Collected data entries
-*-

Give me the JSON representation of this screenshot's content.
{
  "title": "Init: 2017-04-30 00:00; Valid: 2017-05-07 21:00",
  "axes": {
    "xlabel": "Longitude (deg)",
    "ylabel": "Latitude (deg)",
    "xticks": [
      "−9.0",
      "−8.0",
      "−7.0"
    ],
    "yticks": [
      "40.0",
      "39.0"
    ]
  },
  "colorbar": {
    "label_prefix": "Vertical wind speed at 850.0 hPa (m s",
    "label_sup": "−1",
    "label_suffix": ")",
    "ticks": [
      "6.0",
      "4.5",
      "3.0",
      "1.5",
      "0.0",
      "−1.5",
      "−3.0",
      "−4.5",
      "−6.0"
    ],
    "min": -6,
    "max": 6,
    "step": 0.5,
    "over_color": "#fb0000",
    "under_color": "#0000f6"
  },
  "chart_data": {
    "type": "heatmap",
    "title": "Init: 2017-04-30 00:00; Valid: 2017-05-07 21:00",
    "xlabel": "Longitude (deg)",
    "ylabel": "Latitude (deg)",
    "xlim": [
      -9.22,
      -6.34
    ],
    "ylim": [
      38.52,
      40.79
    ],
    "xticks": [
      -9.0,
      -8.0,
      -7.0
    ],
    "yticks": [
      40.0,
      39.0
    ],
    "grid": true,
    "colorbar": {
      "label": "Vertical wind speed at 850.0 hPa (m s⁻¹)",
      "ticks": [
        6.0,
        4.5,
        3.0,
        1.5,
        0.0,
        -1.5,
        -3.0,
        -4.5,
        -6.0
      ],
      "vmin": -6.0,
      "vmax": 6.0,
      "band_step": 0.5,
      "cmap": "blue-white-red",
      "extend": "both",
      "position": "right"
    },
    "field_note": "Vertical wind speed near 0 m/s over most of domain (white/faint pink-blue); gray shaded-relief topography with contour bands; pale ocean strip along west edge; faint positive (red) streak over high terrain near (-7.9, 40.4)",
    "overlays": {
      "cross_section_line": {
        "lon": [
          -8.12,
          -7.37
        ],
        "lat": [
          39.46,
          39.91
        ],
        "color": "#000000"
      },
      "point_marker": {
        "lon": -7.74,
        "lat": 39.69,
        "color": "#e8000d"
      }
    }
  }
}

-*-

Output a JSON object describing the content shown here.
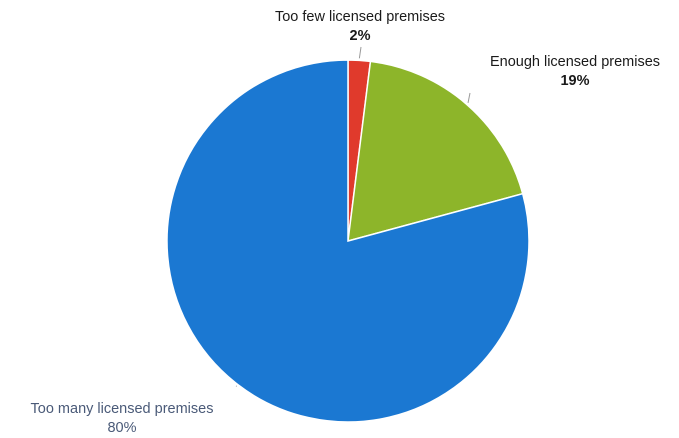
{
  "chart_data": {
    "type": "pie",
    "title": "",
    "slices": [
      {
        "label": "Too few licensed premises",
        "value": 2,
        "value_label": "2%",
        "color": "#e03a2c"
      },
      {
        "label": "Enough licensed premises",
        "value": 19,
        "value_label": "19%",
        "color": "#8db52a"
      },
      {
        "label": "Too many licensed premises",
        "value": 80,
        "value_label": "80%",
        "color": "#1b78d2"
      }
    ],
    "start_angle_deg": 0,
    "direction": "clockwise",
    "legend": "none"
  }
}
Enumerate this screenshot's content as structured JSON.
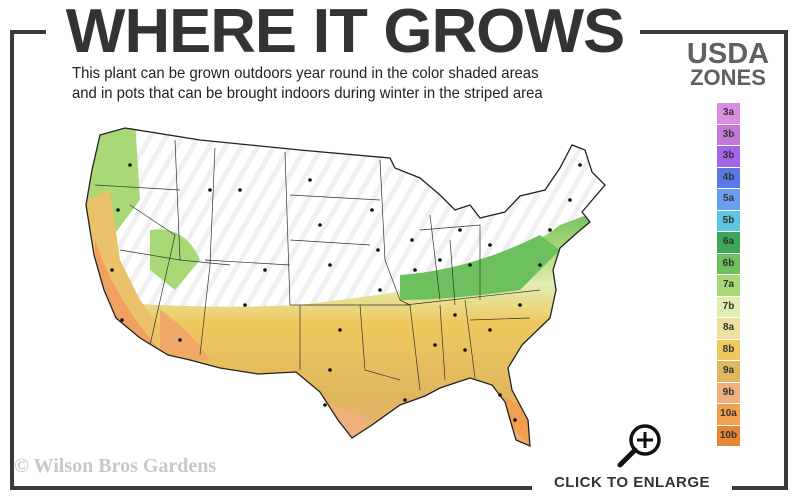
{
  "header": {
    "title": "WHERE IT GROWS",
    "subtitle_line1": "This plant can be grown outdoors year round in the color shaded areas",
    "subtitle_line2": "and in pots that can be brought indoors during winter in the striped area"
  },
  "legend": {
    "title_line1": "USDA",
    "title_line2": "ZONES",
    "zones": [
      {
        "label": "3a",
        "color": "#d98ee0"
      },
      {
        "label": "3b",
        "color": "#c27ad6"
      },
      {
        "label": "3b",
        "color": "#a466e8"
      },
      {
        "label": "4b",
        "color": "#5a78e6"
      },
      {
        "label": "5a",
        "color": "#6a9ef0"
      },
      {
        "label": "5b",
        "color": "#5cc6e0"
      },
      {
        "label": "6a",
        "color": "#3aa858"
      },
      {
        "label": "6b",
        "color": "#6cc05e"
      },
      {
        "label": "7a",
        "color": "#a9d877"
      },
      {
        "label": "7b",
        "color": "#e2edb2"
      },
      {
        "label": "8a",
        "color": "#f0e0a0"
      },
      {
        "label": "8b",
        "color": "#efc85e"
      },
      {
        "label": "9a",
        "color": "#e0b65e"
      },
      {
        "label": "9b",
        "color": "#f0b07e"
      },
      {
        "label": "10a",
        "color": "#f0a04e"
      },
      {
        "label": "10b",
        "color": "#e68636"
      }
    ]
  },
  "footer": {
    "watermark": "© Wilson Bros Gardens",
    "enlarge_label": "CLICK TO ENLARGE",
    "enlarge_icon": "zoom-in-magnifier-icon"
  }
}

-*-

WHAT IS EXPECTED =
Copy every line of the records above that contains "screenshot".

FINAL RESULT =
Give me the JSON representation of this screenshot's content.
Enumerate this screenshot's content as structured JSON.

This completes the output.